## GIVEN INSTRUCTION
Can the data below be echoed back word for word?

## RECORD SET
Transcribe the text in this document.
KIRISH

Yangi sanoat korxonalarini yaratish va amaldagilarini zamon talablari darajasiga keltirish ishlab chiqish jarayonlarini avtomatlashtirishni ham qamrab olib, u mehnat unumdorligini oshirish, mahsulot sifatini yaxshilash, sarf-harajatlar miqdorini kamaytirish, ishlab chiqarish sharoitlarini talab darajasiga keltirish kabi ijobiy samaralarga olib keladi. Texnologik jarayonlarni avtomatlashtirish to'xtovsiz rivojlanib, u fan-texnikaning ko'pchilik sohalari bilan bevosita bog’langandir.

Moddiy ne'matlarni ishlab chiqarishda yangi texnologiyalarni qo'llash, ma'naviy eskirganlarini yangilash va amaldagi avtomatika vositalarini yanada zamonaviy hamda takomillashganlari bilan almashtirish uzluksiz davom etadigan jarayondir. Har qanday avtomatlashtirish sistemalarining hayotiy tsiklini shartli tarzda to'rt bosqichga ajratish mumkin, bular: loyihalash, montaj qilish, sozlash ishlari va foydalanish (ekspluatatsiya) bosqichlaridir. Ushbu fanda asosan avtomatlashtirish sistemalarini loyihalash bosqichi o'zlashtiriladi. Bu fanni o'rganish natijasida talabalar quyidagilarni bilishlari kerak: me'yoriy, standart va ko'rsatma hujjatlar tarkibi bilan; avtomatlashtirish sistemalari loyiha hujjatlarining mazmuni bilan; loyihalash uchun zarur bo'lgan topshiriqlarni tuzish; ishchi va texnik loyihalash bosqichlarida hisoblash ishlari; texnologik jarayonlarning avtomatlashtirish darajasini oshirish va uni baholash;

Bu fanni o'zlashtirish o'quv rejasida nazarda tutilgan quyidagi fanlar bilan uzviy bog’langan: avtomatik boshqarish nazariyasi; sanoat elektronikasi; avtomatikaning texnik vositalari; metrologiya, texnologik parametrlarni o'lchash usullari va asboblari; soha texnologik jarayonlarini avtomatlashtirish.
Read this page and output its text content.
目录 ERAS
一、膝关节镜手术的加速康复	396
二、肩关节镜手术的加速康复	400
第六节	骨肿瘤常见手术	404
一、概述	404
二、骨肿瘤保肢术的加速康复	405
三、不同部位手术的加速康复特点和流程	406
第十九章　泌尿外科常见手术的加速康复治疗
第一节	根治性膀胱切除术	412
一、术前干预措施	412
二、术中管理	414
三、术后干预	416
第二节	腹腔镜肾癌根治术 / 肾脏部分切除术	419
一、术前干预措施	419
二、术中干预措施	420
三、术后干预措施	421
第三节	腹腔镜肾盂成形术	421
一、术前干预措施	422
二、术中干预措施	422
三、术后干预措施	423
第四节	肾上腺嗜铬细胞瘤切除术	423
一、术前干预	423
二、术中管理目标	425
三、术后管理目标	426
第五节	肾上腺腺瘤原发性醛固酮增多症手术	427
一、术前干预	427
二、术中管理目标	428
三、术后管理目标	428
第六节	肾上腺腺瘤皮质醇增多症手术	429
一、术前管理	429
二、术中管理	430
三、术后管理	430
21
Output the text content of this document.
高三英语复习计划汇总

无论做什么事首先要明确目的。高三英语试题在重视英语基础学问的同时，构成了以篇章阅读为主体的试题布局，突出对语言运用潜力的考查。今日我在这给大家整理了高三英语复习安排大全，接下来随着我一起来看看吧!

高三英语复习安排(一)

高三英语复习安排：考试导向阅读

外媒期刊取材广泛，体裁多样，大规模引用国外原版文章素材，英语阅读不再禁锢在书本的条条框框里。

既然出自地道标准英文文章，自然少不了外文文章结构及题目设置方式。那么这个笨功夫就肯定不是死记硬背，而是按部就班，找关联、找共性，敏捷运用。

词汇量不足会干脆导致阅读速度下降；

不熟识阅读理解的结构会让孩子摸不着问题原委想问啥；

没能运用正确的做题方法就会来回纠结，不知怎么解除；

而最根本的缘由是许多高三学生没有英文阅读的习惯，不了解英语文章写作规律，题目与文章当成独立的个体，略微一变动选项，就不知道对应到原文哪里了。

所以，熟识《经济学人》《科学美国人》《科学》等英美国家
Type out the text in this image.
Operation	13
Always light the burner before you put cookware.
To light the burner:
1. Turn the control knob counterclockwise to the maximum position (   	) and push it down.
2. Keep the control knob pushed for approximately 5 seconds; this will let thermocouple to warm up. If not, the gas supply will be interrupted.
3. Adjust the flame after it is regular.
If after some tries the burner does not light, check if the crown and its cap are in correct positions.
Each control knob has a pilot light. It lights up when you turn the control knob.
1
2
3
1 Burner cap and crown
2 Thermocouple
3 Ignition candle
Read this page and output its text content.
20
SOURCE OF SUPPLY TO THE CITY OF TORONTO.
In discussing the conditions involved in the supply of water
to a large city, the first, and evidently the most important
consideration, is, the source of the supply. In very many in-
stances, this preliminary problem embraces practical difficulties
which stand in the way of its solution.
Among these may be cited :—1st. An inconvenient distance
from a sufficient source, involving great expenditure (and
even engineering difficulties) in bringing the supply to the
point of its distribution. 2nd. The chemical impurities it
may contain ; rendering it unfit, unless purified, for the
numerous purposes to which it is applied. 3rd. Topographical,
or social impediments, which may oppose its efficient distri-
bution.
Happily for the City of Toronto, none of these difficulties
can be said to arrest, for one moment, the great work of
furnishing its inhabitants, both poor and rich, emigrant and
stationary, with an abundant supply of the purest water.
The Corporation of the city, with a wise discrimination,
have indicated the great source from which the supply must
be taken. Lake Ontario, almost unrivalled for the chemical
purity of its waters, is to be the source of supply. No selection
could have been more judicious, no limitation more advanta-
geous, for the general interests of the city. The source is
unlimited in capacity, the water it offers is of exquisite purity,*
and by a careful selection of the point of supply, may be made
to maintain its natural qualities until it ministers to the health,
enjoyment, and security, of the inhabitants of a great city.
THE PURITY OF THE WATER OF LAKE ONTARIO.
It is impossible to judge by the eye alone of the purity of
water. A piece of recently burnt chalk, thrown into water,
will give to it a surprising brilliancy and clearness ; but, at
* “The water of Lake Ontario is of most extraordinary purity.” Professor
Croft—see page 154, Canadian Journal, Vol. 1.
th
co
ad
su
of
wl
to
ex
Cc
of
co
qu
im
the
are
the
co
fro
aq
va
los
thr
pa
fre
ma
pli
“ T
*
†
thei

## THE OUTPUT
Transcribe the text in this document.
KIRISH

Yangi sanoat korxonalarini yaratish va amaldagilarini zamon talablari darajasiga keltirish ishlab chiqish jarayonlarini avtomatlashtirishni ham qamrab olib, u mehnat unumdorligini oshirish, mahsulot sifatini yaxshilash, sarf-harajatlar miqdorini kamaytirish, ishlab chiqarish sharoitlarini talab darajasiga keltirish kabi ijobiy samaralarga olib keladi. Texnologik jarayonlarni avtomatlashtirish to'xtovsiz rivojlanib, u fan-texnikaning ko'pchilik sohalari bilan bevosita bog’langandir.

Moddiy ne'matlarni ishlab chiqarishda yangi texnologiyalarni qo'llash, ma'naviy eskirganlarini yangilash va amaldagi avtomatika vositalarini yanada zamonaviy hamda takomillashganlari bilan almashtirish uzluksiz davom etadigan jarayondir. Har qanday avtomatlashtirish sistemalarining hayotiy tsiklini shartli tarzda to'rt bosqichga ajratish mumkin, bular: loyihalash, montaj qilish, sozlash ishlari va foydalanish (ekspluatatsiya) bosqichlaridir. Ushbu fanda asosan avtomatlashtirish sistemalarini loyihalash bosqichi o'zlashtiriladi. Bu fanni o'rganish natijasida talabalar quyidagilarni bilishlari kerak: me'yoriy, standart va ko'rsatma hujjatlar tarkibi bilan; avtomatlashtirish sistemalari loyiha hujjatlarining mazmuni bilan; loyihalash uchun zarur bo'lgan topshiriqlarni tuzish; ishchi va texnik loyihalash bosqichlarida hisoblash ishlari; texnologik jarayonlarning avtomatlashtirish darajasini oshirish va uni baholash;

Bu fanni o'zlashtirish o'quv rejasida nazarda tutilgan quyidagi fanlar bilan uzviy bog’langan: avtomatik boshqarish nazariyasi; sanoat elektronikasi; avtomatikaning texnik vositalari; metrologiya, texnologik parametrlarni o'lchash usullari va asboblari; soha texnologik jarayonlarini avtomatlashtirish.
Read this page and output its text content.
目录 ERAS
一、膝关节镜手术的加速康复	396
二、肩关节镜手术的加速康复	400
第六节	骨肿瘤常见手术	404
一、概述	404
二、骨肿瘤保肢术的加速康复	405
三、不同部位手术的加速康复特点和流程	406
第十九章　泌尿外科常见手术的加速康复治疗
第一节	根治性膀胱切除术	412
一、术前干预措施	412
二、术中管理	414
三、术后干预	416
第二节	腹腔镜肾癌根治术 / 肾脏部分切除术	419
一、术前干预措施	419
二、术中干预措施	420
三、术后干预措施	421
第三节	腹腔镜肾盂成形术	421
一、术前干预措施	422
二、术中干预措施	422
三、术后干预措施	423
第四节	肾上腺嗜铬细胞瘤切除术	423
一、术前干预	423
二、术中管理目标	425
三、术后管理目标	426
第五节	肾上腺腺瘤原发性醛固酮增多症手术	427
一、术前干预	427
二、术中管理目标	428
三、术后管理目标	428
第六节	肾上腺腺瘤皮质醇增多症手术	429
一、术前管理	429
二、术中管理	430
三、术后管理	430
21
Output the text content of this document.
高三英语复习计划汇总

无论做什么事首先要明确目的。高三英语试题在重视英语基础学问的同时，构成了以篇章阅读为主体的试题布局，突出对语言运用潜力的考查。今日我在这给大家整理了高三英语复习安排大全，接下来随着我一起来看看吧!

高三英语复习安排(一)

高三英语复习安排：考试导向阅读

外媒期刊取材广泛，体裁多样，大规模引用国外原版文章素材，英语阅读不再禁锢在书本的条条框框里。

既然出自地道标准英文文章，自然少不了外文文章结构及题目设置方式。那么这个笨功夫就肯定不是死记硬背，而是按部就班，找关联、找共性，敏捷运用。

词汇量不足会干脆导致阅读速度下降；

不熟识阅读理解的结构会让孩子摸不着问题原委想问啥；

没能运用正确的做题方法就会来回纠结，不知怎么解除；

而最根本的缘由是许多高三学生没有英文阅读的习惯，不了解英语文章写作规律，题目与文章当成独立的个体，略微一变动选项，就不知道对应到原文哪里了。

所以，熟识《经济学人》《科学美国人》《科学》等英美国家
Type out the text in this image.
Operation	13
Always light the burner before you put cookware.
To light the burner:
1. Turn the control knob counterclockwise to the maximum position (   	) and push it down.
2. Keep the control knob pushed for approximately 5 seconds; this will let thermocouple to warm up. If not, the gas supply will be interrupted.
3. Adjust the flame after it is regular.
If after some tries the burner does not light, check if the crown and its cap are in correct positions.
Each control knob has a pilot light. It lights up when you turn the control knob.
1
2
3
1 Burner cap and crown
2 Thermocouple
3 Ignition candle
Read this page and output its text content.
20
SOURCE OF SUPPLY TO THE CITY OF TORONTO.
In discussing the conditions involved in the supply of water
to a large city, the first, and evidently the most important
consideration, is, the source of the supply. In very many in-
stances, this preliminary problem embraces practical difficulties
which stand in the way of its solution.
Among these may be cited :—1st. An inconvenient distance
from a sufficient source, involving great expenditure (and
even engineering difficulties) in bringing the supply to the
point of its distribution. 2nd. The chemical impurities it
may contain ; rendering it unfit, unless purified, for the
numerous purposes to which it is applied. 3rd. Topographical,
or social impediments, which may oppose its efficient distri-
bution.
Happily for the City of Toronto, none of these difficulties
can be said to arrest, for one moment, the great work of
furnishing its inhabitants, both poor and rich, emigrant and
stationary, with an abundant supply of the purest water.
The Corporation of the city, with a wise discrimination,
have indicated the great source from which the supply must
be taken. Lake Ontario, almost unrivalled for the chemical
purity of its waters, is to be the source of supply. No selection
could have been more judicious, no limitation more advanta-
geous, for the general interests of the city. The source is
unlimited in capacity, the water it offers is of exquisite purity,*
and by a careful selection of the point of supply, may be made
to maintain its natural qualities until it ministers to the health,
enjoyment, and security, of the inhabitants of a great city.
THE PURITY OF THE WATER OF LAKE ONTARIO.
It is impossible to judge by the eye alone of the purity of
water. A piece of recently burnt chalk, thrown into water,
will give to it a surprising brilliancy and clearness ; but, at
* “The water of Lake Ontario is of most extraordinary purity.” Professor
Croft—see page 154, Canadian Journal, Vol. 1.
th
co
ad
su
of
wl
to
ex
Cc
of
co
qu
im
the
are
the
co
fro
aq
va
los
thr
pa
fre
ma
pli
“ T
*
†
thei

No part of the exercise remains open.